Supplied records:
★ ★ ★ ★
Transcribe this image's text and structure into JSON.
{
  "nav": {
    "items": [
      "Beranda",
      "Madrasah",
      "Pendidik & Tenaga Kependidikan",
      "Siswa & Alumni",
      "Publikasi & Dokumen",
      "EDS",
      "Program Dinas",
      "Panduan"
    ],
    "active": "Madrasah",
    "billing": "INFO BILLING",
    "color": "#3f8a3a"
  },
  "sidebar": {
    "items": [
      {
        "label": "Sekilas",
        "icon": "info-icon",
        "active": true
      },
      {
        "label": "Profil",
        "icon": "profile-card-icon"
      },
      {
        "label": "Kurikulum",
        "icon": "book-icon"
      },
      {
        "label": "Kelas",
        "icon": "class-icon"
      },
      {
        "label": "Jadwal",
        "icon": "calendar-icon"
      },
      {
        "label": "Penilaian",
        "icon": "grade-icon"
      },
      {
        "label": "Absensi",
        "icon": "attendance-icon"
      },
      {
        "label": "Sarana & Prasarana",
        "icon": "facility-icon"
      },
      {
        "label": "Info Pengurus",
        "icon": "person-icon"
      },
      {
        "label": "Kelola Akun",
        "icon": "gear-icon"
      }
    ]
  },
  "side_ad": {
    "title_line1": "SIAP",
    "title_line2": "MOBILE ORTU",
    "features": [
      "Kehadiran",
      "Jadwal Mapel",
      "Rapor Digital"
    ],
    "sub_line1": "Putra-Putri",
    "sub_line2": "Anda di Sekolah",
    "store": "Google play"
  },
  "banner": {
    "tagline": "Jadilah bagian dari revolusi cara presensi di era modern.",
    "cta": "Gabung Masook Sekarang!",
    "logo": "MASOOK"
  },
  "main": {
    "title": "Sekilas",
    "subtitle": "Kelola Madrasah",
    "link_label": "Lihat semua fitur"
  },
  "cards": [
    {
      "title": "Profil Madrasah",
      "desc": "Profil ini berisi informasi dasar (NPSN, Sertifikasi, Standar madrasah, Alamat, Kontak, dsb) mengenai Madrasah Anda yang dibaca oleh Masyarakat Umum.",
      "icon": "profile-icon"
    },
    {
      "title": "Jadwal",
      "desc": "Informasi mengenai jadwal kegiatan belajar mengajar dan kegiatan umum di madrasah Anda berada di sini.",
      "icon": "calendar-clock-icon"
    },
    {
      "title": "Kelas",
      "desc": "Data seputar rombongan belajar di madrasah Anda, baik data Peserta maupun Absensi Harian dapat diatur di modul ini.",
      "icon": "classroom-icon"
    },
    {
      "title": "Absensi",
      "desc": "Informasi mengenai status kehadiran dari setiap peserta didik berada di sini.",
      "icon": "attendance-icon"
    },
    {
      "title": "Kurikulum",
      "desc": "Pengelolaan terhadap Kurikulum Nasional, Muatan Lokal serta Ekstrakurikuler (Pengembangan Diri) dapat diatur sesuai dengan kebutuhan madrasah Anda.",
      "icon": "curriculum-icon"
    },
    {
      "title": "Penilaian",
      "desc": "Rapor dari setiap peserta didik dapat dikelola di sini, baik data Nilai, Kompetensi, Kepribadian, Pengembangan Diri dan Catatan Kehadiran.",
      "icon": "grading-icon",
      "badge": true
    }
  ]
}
★ ★ ★ ★
Problem:
Repeat the material above in full, exactly as it stands.

Written solution:
Transcribe this image's text and structure into JSON.
{
  "nav": {
    "items": [
      "Beranda",
      "Madrasah",
      "Pendidik & Tenaga Kependidikan",
      "Siswa & Alumni",
      "Publikasi & Dokumen",
      "EDS",
      "Program Dinas",
      "Panduan"
    ],
    "active": "Madrasah",
    "billing": "INFO BILLING",
    "color": "#3f8a3a"
  },
  "sidebar": {
    "items": [
      {
        "label": "Sekilas",
        "icon": "info-icon",
        "active": true
      },
      {
        "label": "Profil",
        "icon": "profile-card-icon"
      },
      {
        "label": "Kurikulum",
        "icon": "book-icon"
      },
      {
        "label": "Kelas",
        "icon": "class-icon"
      },
      {
        "label": "Jadwal",
        "icon": "calendar-icon"
      },
      {
        "label": "Penilaian",
        "icon": "grade-icon"
      },
      {
        "label": "Absensi",
        "icon": "attendance-icon"
      },
      {
        "label": "Sarana & Prasarana",
        "icon": "facility-icon"
      },
      {
        "label": "Info Pengurus",
        "icon": "person-icon"
      },
      {
        "label": "Kelola Akun",
        "icon": "gear-icon"
      }
    ]
  },
  "side_ad": {
    "title_line1": "SIAP",
    "title_line2": "MOBILE ORTU",
    "features": [
      "Kehadiran",
      "Jadwal Mapel",
      "Rapor Digital"
    ],
    "sub_line1": "Putra-Putri",
    "sub_line2": "Anda di Sekolah",
    "store": "Google play"
  },
  "banner": {
    "tagline": "Jadilah bagian dari revolusi cara presensi di era modern.",
    "cta": "Gabung Masook Sekarang!",
    "logo": "MASOOK"
  },
  "main": {
    "title": "Sekilas",
    "subtitle": "Kelola Madrasah",
    "link_label": "Lihat semua fitur"
  },
  "cards": [
    {
      "title": "Profil Madrasah",
      "desc": "Profil ini berisi informasi dasar (NPSN, Sertifikasi, Standar madrasah, Alamat, Kontak, dsb) mengenai Madrasah Anda yang dibaca oleh Masyarakat Umum.",
      "icon": "profile-icon"
    },
    {
      "title": "Jadwal",
      "desc": "Informasi mengenai jadwal kegiatan belajar mengajar dan kegiatan umum di madrasah Anda berada di sini.",
      "icon": "calendar-clock-icon"
    },
    {
      "title": "Kelas",
      "desc": "Data seputar rombongan belajar di madrasah Anda, baik data Peserta maupun Absensi Harian dapat diatur di modul ini.",
      "icon": "classroom-icon"
    },
    {
      "title": "Absensi",
      "desc": "Informasi mengenai status kehadiran dari setiap peserta didik berada di sini.",
      "icon": "attendance-icon"
    },
    {
      "title": "Kurikulum",
      "desc": "Pengelolaan terhadap Kurikulum Nasional, Muatan Lokal serta Ekstrakurikuler (Pengembangan Diri) dapat diatur sesuai dengan kebutuhan madrasah Anda.",
      "icon": "curriculum-icon"
    },
    {
      "title": "Penilaian",
      "desc": "Rapor dari setiap peserta didik dapat dikelola di sini, baik data Nilai, Kompetensi, Kepribadian, Pengembangan Diri dan Catatan Kehadiran.",
      "icon": "grading-icon",
      "badge": true
    }
  ]
}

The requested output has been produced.